─── Data section ───

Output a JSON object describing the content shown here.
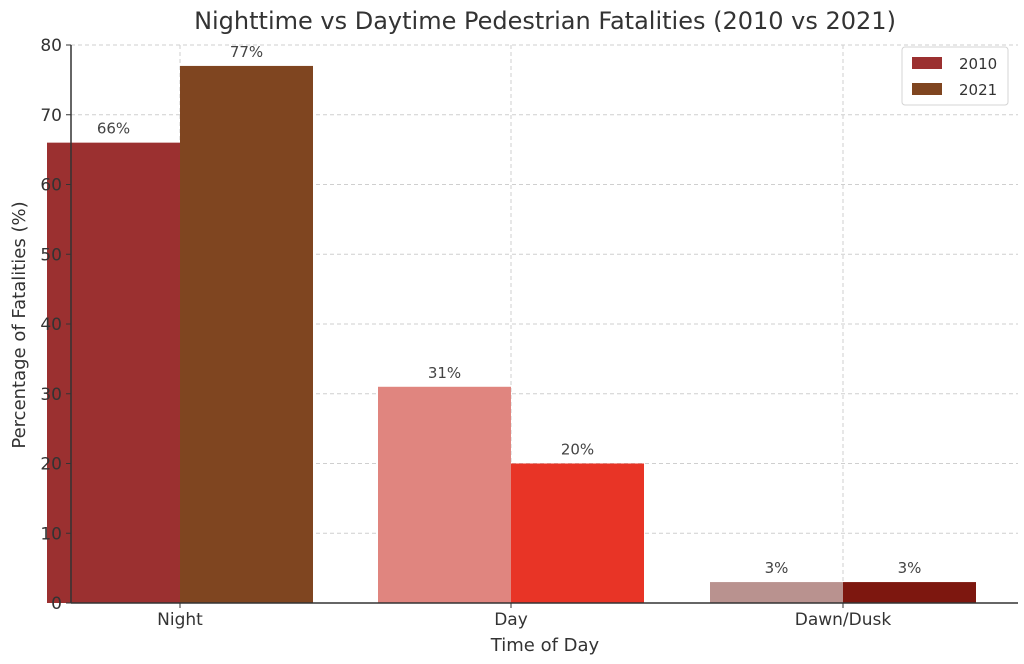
{
  "chart_data": {
    "type": "bar",
    "title": "Nighttime vs Daytime Pedestrian Fatalities (2010 vs 2021)",
    "xlabel": "Time of Day",
    "ylabel": "Percentage of Fatalities (%)",
    "categories": [
      "Night",
      "Day",
      "Dawn/Dusk"
    ],
    "ylim": [
      0,
      80
    ],
    "yticks": [
      0,
      10,
      20,
      30,
      40,
      50,
      60,
      70,
      80
    ],
    "grid": true,
    "legend_position": "top-right",
    "series": [
      {
        "name": "2010",
        "values": [
          66,
          31,
          3
        ],
        "labels": [
          "66%",
          "31%",
          "3%"
        ],
        "colors": [
          "#9b3030",
          "#e0857f",
          "#b9928f"
        ],
        "legend_color": "#9b3030"
      },
      {
        "name": "2021",
        "values": [
          77,
          20,
          3
        ],
        "labels": [
          "77%",
          "20%",
          "3%"
        ],
        "colors": [
          "#7f4520",
          "#e83426",
          "#7d170f"
        ],
        "legend_color": "#7f4520"
      }
    ]
  }
}
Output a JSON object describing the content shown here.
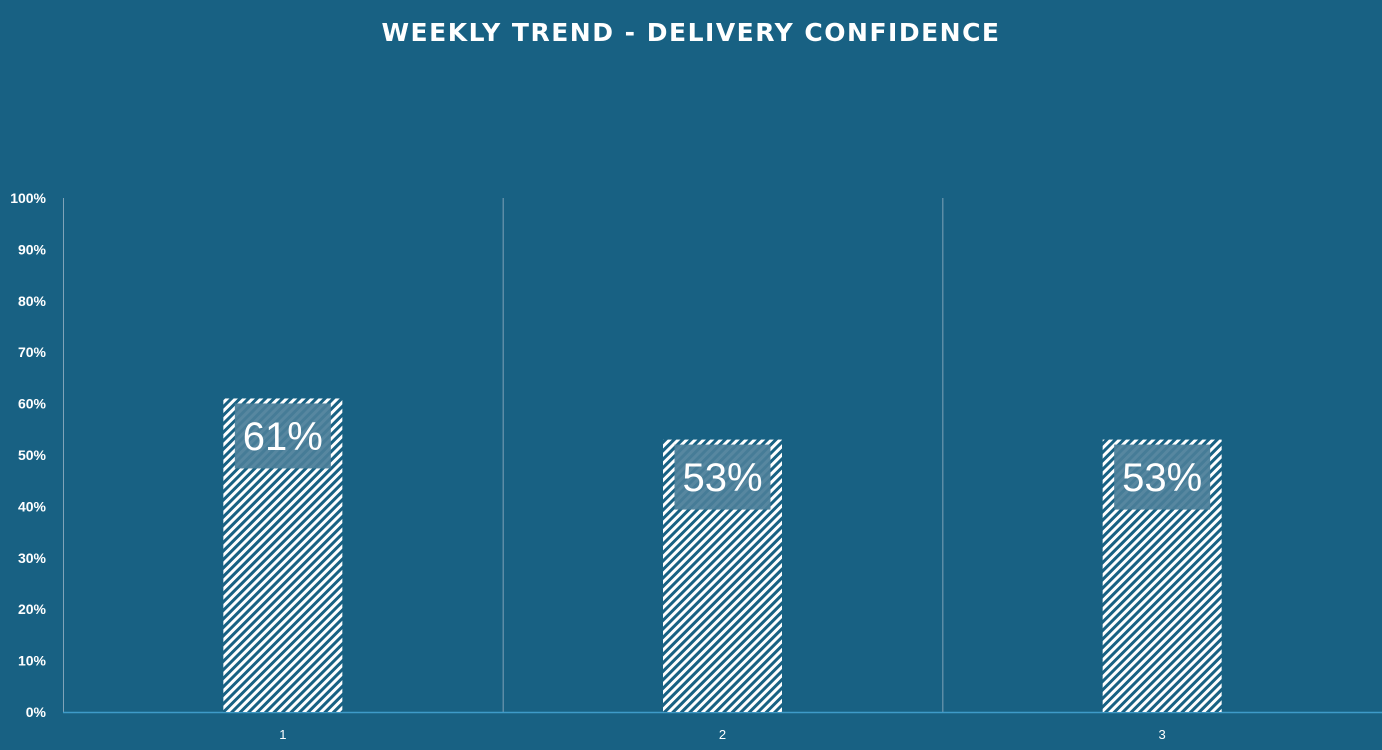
{
  "chart_data": {
    "type": "bar",
    "title": "WEEKLY TREND - DELIVERY CONFIDENCE",
    "categories": [
      "1",
      "2",
      "3"
    ],
    "values": [
      61,
      53,
      53
    ],
    "data_labels": [
      "61%",
      "53%",
      "53%"
    ],
    "y_ticks": [
      "0%",
      "10%",
      "20%",
      "30%",
      "40%",
      "50%",
      "60%",
      "70%",
      "80%",
      "90%",
      "100%"
    ],
    "ylim": [
      0,
      100
    ],
    "xlabel": "",
    "ylabel": "",
    "grid": "vertical category separators",
    "legend": "none",
    "colors": {
      "background": "#186183",
      "bar_fill": "hatched white",
      "label_box": "#4A7E99",
      "text": "#FFFFFF",
      "axis": "#3E9BC9",
      "separator": "#7FA3B8"
    }
  }
}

───

* _Exercise goal_
Retype every entry verbatim and exclude the pictures from the copy.

* _Answer to this exercise_
Output a JSON object describing the content shown here.
{
  "chart_data": {
    "type": "bar",
    "title": "Nighttime vs Daytime Pedestrian Fatalities (2010 vs 2021)",
    "xlabel": "Time of Day",
    "ylabel": "Percentage of Fatalities (%)",
    "categories": [
      "Night",
      "Day",
      "Dawn/Dusk"
    ],
    "ylim": [
      0,
      80
    ],
    "yticks": [
      0,
      10,
      20,
      30,
      40,
      50,
      60,
      70,
      80
    ],
    "grid": true,
    "legend_position": "top-right",
    "series": [
      {
        "name": "2010",
        "values": [
          66,
          31,
          3
        ],
        "labels": [
          "66%",
          "31%",
          "3%"
        ],
        "colors": [
          "#9b3030",
          "#e0857f",
          "#b9928f"
        ],
        "legend_color": "#9b3030"
      },
      {
        "name": "2021",
        "values": [
          77,
          20,
          3
        ],
        "labels": [
          "77%",
          "20%",
          "3%"
        ],
        "colors": [
          "#7f4520",
          "#e83426",
          "#7d170f"
        ],
        "legend_color": "#7f4520"
      }
    ]
  }
}
Output a JSON object describing the content shown here.
{
  "chart_data": {
    "type": "bar",
    "title": "WEEKLY TREND - DELIVERY CONFIDENCE",
    "categories": [
      "1",
      "2",
      "3"
    ],
    "values": [
      61,
      53,
      53
    ],
    "data_labels": [
      "61%",
      "53%",
      "53%"
    ],
    "y_ticks": [
      "0%",
      "10%",
      "20%",
      "30%",
      "40%",
      "50%",
      "60%",
      "70%",
      "80%",
      "90%",
      "100%"
    ],
    "ylim": [
      0,
      100
    ],
    "xlabel": "",
    "ylabel": "",
    "grid": "vertical category separators",
    "legend": "none",
    "colors": {
      "background": "#186183",
      "bar_fill": "hatched white",
      "label_box": "#4A7E99",
      "text": "#FFFFFF",
      "axis": "#3E9BC9",
      "separator": "#7FA3B8"
    }
  }
}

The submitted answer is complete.